WHAT YOU HAVE TO DO:
Filter the records for lines holding the string "ylabel".

INFORMATION SHOWN:
┄┄┄┄┄┄

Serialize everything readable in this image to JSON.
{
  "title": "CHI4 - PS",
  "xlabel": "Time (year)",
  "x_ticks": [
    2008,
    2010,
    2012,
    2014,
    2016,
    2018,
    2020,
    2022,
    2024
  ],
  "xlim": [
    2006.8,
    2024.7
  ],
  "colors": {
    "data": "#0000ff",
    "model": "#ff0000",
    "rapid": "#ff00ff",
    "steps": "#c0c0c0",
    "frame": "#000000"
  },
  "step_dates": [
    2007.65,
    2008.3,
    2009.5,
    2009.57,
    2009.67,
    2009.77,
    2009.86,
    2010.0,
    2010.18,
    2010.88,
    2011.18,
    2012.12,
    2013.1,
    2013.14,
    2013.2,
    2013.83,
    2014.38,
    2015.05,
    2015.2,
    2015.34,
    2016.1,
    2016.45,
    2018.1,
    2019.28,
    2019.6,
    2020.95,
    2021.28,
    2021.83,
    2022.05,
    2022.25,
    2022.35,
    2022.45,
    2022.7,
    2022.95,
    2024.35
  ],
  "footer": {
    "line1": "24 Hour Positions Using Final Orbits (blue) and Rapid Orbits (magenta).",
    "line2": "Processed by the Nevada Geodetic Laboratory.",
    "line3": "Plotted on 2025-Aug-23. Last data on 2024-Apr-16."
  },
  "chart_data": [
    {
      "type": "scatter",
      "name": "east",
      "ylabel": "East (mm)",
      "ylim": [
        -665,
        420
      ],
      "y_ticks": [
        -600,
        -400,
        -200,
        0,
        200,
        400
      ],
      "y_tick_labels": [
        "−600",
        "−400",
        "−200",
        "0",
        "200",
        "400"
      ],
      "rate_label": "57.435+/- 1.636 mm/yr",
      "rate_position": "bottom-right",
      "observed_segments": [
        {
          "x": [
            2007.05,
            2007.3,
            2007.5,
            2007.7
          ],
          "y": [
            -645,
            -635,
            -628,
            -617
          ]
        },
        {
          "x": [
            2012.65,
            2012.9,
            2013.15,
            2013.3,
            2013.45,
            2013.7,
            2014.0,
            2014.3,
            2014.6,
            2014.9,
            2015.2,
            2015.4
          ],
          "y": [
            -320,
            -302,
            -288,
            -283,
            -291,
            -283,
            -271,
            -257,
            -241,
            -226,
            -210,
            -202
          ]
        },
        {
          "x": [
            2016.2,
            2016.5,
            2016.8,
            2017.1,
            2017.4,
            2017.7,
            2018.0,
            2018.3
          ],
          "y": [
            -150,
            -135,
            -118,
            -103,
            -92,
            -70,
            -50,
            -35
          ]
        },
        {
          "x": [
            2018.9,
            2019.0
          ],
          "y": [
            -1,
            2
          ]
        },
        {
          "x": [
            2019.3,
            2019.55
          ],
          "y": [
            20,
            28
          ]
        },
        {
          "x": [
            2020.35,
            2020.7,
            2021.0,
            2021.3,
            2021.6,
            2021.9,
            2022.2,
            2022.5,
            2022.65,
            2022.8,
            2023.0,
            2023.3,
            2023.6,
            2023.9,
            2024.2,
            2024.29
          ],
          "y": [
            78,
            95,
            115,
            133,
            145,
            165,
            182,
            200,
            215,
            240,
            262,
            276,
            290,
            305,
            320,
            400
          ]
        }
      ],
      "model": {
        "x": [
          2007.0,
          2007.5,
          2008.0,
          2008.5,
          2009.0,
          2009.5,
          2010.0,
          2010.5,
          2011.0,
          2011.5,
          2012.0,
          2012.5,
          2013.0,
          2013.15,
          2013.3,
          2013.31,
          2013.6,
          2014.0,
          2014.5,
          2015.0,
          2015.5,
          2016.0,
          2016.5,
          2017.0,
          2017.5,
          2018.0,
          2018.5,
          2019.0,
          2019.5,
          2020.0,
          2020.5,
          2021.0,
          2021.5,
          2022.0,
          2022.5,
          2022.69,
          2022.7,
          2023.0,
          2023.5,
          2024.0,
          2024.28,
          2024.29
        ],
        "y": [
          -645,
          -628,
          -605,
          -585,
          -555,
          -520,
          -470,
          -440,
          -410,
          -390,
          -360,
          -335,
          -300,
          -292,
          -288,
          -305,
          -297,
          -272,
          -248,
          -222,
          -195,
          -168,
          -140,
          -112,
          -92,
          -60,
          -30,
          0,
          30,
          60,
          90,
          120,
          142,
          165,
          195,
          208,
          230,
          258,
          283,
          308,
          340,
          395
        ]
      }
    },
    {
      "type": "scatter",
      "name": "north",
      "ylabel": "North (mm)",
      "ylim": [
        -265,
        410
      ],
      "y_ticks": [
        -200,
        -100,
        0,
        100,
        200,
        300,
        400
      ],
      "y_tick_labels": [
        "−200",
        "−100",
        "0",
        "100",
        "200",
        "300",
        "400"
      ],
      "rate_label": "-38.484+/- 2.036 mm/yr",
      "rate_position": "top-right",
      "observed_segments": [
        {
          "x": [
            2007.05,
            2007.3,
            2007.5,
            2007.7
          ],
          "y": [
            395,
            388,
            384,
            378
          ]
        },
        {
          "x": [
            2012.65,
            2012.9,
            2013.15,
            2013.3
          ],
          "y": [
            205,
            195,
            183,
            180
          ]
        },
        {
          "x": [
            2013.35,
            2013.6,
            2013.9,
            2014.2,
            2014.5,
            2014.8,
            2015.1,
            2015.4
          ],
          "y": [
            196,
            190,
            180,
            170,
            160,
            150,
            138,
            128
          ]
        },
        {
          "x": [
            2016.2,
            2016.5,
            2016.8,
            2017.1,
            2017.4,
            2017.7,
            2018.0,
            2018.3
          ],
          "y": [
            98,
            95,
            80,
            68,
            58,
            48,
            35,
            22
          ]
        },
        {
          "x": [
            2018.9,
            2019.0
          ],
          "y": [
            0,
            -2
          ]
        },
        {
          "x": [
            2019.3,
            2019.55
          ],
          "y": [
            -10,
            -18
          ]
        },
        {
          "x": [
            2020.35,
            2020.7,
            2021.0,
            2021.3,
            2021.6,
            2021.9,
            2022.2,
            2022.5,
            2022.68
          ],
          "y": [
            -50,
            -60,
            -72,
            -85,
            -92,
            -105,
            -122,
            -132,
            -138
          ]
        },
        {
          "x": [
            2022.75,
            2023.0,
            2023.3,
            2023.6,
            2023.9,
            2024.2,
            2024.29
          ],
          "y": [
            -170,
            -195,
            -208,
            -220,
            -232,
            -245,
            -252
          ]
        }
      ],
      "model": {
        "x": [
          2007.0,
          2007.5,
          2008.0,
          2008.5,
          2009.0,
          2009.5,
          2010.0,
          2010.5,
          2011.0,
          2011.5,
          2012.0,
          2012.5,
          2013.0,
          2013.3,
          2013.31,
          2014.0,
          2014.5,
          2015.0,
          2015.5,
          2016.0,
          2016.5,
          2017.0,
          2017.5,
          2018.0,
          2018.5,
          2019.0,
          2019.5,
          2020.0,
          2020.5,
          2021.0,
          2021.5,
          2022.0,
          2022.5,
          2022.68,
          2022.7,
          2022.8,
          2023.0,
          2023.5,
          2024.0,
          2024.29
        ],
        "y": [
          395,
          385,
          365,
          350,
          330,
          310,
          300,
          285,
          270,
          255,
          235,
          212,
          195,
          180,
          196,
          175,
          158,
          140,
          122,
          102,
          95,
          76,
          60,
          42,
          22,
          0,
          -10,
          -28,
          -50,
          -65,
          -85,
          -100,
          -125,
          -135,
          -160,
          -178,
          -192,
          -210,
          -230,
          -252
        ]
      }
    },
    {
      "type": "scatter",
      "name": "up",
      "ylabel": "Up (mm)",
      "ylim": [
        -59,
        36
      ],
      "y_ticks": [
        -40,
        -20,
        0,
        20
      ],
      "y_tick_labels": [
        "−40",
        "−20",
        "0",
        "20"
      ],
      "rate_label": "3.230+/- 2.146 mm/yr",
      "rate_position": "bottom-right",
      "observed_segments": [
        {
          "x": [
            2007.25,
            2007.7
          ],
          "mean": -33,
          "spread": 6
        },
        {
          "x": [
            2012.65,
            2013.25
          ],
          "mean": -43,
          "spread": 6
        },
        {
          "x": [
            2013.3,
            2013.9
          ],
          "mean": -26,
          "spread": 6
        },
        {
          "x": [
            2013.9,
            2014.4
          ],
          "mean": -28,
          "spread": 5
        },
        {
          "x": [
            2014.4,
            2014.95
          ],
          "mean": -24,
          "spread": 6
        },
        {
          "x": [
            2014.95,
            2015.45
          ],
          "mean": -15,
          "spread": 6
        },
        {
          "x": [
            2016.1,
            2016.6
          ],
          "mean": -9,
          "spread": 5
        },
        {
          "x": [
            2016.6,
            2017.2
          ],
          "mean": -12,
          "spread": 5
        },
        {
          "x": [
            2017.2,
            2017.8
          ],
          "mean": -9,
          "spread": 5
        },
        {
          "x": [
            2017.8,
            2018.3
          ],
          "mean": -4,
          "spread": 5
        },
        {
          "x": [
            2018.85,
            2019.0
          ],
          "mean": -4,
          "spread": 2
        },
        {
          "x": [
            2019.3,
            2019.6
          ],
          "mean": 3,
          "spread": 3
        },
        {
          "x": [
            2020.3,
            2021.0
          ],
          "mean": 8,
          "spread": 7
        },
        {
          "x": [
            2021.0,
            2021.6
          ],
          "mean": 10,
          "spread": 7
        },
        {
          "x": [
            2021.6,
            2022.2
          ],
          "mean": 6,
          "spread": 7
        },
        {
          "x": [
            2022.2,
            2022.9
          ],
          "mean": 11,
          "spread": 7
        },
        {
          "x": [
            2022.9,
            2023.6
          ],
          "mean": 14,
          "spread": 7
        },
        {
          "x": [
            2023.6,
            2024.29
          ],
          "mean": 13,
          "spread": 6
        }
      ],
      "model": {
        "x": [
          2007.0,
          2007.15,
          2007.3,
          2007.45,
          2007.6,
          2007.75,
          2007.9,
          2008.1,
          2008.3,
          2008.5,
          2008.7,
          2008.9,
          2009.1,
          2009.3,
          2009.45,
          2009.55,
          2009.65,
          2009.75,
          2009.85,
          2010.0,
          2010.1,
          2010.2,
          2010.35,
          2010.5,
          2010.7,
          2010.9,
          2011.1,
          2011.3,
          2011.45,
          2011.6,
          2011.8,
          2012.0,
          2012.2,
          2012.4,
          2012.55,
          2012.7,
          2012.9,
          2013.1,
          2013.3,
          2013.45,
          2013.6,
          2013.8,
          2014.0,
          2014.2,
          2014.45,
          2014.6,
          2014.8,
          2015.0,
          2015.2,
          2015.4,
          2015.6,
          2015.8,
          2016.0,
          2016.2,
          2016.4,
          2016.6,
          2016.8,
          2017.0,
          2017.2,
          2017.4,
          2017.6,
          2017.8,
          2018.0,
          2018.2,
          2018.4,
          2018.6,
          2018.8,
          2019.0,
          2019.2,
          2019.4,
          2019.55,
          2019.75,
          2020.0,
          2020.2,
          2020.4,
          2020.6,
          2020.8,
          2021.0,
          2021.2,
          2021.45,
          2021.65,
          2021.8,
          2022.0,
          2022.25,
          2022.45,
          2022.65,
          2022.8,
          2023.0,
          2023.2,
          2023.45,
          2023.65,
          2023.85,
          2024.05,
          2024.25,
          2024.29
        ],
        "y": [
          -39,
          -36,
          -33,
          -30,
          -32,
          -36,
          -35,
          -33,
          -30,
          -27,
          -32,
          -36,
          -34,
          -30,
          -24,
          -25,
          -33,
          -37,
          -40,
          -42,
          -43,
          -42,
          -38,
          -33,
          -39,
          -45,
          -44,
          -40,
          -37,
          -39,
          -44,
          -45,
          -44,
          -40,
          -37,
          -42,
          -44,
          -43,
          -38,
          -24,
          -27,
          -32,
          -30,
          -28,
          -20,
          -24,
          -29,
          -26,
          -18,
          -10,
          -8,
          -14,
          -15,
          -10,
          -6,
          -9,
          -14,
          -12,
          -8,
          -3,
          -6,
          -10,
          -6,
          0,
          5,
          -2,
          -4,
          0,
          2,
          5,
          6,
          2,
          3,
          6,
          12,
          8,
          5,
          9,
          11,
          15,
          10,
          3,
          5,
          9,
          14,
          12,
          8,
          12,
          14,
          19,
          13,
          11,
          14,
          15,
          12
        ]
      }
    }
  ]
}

┄┄┄┄┄┄

OUTPUT OF THE TASK:
      "ylabel": "East (mm)",
      "ylabel": "North (mm)",
      "ylabel": "Up (mm)",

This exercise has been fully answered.